* [Set task] Leave out the pictures and copy everything else below exactly.

* [Dataset extract]
◇ ◇ ◇ ◇ ◇ ◇ ◇
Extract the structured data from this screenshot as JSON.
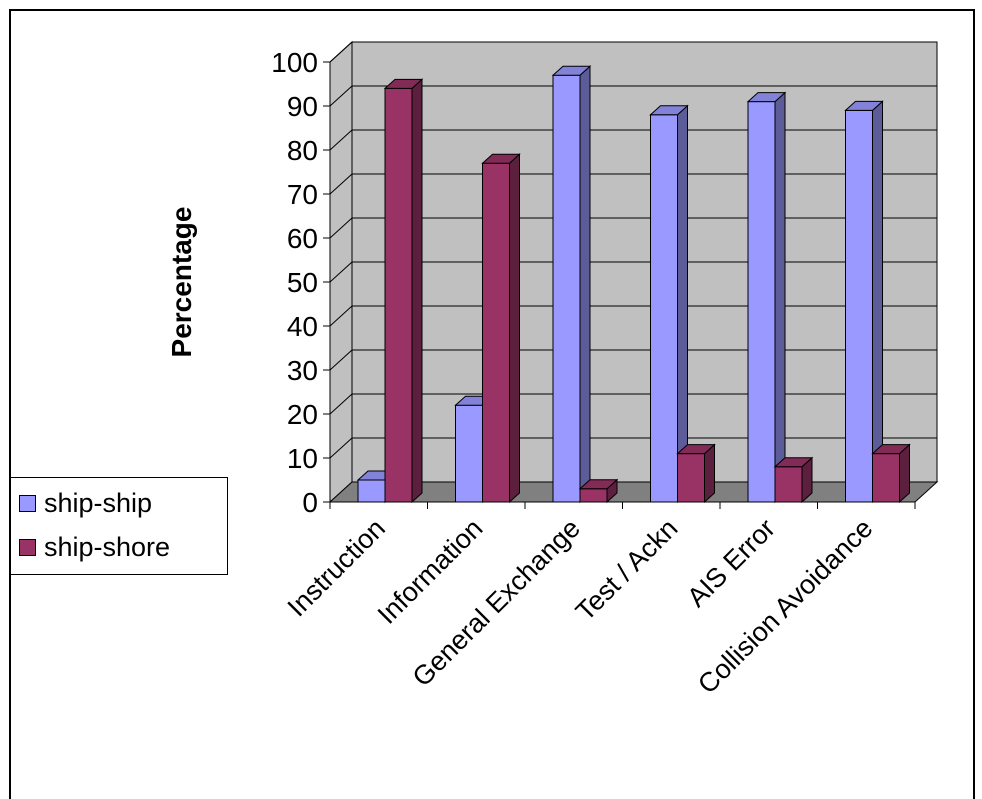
{
  "chart_data": {
    "type": "bar",
    "title": "",
    "xlabel": "",
    "ylabel": "Percentage",
    "ylim": [
      0,
      100
    ],
    "yticks": [
      0,
      10,
      20,
      30,
      40,
      50,
      60,
      70,
      80,
      90,
      100
    ],
    "grid": true,
    "legend_position": "left",
    "categories": [
      "Instruction",
      "Information",
      "General Exchange",
      "Test / Ackn",
      "AIS Error",
      "Collision Avoidance"
    ],
    "series": [
      {
        "name": "ship-ship",
        "color": "#9999ff",
        "values": [
          5,
          22,
          97,
          88,
          91,
          89
        ]
      },
      {
        "name": "ship-shore",
        "color": "#993366",
        "values": [
          94,
          77,
          3,
          11,
          8,
          11
        ]
      }
    ],
    "colors": {
      "wall": "#c0c0c0",
      "floor": "#808080",
      "grid": "#000000"
    }
  }
}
◇ ◇ ◇ ◇ ◇ ◇ ◇
* [Solution for this exercise]
Extract the structured data from this screenshot as JSON.
{
  "chart_data": {
    "type": "bar",
    "title": "",
    "xlabel": "",
    "ylabel": "Percentage",
    "ylim": [
      0,
      100
    ],
    "yticks": [
      0,
      10,
      20,
      30,
      40,
      50,
      60,
      70,
      80,
      90,
      100
    ],
    "grid": true,
    "legend_position": "left",
    "categories": [
      "Instruction",
      "Information",
      "General Exchange",
      "Test / Ackn",
      "AIS Error",
      "Collision Avoidance"
    ],
    "series": [
      {
        "name": "ship-ship",
        "color": "#9999ff",
        "values": [
          5,
          22,
          97,
          88,
          91,
          89
        ]
      },
      {
        "name": "ship-shore",
        "color": "#993366",
        "values": [
          94,
          77,
          3,
          11,
          8,
          11
        ]
      }
    ],
    "colors": {
      "wall": "#c0c0c0",
      "floor": "#808080",
      "grid": "#000000"
    }
  }
}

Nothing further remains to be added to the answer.